# Exercise prompt:
Show only lines that include "JSON".

***** Data provided

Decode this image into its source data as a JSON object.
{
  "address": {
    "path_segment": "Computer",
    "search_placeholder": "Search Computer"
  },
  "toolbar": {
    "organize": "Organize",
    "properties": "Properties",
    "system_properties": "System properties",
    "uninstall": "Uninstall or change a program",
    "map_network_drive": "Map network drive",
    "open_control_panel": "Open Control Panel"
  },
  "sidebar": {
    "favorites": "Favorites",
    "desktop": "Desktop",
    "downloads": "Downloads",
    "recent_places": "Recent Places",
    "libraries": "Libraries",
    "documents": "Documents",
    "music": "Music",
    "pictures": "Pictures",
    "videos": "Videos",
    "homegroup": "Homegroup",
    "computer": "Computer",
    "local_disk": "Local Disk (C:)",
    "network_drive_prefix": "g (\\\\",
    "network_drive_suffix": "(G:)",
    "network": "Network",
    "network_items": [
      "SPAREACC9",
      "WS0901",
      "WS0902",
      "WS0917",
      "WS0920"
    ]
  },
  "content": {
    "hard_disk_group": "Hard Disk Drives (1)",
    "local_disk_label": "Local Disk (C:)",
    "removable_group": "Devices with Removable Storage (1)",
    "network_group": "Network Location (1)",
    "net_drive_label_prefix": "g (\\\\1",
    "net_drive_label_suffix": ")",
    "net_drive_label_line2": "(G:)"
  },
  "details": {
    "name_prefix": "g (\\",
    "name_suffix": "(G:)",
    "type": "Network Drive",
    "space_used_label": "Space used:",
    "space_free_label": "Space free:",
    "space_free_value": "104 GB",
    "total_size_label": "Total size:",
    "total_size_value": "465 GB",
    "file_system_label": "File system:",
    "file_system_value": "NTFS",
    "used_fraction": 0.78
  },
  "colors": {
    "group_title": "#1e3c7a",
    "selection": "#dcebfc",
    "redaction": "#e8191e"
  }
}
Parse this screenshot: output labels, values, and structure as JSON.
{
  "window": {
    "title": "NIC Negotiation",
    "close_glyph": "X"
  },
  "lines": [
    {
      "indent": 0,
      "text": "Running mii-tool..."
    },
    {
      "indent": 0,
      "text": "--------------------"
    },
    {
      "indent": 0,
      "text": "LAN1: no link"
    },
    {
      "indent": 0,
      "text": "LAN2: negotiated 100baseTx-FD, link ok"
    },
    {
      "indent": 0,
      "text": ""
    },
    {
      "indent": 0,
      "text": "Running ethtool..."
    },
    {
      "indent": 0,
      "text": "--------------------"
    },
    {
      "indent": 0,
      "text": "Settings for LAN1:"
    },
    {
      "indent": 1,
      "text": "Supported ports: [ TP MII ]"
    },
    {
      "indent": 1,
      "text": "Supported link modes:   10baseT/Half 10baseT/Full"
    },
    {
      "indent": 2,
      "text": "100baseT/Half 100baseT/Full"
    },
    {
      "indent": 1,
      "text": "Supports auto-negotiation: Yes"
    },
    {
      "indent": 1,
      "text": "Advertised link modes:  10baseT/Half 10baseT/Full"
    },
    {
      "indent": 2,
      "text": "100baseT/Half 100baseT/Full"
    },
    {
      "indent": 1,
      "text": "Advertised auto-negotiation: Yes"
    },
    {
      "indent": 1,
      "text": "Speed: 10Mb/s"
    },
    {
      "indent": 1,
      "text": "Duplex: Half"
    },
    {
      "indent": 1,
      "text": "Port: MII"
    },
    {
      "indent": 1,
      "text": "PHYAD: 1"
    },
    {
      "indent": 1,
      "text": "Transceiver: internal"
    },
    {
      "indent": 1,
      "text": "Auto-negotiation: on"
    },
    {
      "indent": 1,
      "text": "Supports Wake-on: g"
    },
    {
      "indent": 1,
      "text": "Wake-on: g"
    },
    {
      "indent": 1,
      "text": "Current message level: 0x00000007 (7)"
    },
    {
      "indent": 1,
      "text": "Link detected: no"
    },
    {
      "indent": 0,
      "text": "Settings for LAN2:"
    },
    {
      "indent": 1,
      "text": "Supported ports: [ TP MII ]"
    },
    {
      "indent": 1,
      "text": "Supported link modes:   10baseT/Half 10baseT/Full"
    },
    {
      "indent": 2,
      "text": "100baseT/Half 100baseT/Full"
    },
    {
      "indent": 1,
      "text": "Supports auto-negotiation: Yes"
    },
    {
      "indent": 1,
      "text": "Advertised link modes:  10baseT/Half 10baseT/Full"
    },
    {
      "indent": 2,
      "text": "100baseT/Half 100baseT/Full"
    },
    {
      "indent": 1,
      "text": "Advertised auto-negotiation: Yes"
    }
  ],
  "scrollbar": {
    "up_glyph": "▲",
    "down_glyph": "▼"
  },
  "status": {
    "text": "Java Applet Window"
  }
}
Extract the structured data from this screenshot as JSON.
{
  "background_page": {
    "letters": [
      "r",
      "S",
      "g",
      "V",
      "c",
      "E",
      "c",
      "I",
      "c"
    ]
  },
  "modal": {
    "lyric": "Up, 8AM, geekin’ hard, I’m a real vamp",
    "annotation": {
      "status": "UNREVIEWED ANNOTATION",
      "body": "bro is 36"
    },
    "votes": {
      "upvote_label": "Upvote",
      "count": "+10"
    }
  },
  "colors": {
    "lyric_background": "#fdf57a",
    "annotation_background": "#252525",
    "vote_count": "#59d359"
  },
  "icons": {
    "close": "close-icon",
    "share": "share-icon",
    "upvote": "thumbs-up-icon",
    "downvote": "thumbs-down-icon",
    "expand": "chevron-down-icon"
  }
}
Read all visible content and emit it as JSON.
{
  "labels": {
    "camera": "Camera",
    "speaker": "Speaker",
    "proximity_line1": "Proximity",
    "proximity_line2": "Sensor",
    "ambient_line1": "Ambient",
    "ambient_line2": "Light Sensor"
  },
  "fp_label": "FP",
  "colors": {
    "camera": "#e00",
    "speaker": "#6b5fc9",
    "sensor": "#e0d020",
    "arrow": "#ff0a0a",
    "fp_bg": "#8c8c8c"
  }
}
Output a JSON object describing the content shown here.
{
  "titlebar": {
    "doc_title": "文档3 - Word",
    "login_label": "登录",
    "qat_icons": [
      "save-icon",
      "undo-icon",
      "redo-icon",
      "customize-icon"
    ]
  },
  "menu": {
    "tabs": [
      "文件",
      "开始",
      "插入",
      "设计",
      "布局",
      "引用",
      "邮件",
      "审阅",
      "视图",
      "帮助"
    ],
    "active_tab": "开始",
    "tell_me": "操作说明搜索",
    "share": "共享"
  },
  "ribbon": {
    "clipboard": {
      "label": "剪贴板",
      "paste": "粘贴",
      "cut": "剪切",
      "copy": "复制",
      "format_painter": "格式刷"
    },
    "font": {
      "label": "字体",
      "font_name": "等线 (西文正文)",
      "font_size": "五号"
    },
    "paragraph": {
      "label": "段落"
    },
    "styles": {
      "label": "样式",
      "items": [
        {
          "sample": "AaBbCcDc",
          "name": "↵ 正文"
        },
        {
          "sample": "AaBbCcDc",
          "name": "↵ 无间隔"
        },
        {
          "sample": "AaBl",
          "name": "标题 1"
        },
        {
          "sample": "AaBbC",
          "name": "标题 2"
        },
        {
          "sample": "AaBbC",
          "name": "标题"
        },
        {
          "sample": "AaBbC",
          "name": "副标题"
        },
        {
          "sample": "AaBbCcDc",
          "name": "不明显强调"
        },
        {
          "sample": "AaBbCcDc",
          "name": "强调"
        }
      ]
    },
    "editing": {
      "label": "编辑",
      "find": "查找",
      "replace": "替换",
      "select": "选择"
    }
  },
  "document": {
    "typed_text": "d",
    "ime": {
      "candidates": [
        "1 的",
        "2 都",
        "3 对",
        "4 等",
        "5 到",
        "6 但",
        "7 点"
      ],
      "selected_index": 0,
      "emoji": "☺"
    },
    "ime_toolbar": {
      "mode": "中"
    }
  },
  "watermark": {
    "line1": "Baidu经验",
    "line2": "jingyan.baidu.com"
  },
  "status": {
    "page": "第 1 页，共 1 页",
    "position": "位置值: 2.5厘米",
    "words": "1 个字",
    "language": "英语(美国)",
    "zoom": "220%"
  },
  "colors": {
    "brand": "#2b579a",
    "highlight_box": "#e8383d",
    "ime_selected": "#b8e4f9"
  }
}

**********

# Response:
Decode this image into its source data as a JSON object.
Parse this screenshot: output labels, values, and structure as JSON.
Extract the structured data from this screenshot as JSON.
Read all visible content and emit it as JSON.
Output a JSON object describing the content shown here.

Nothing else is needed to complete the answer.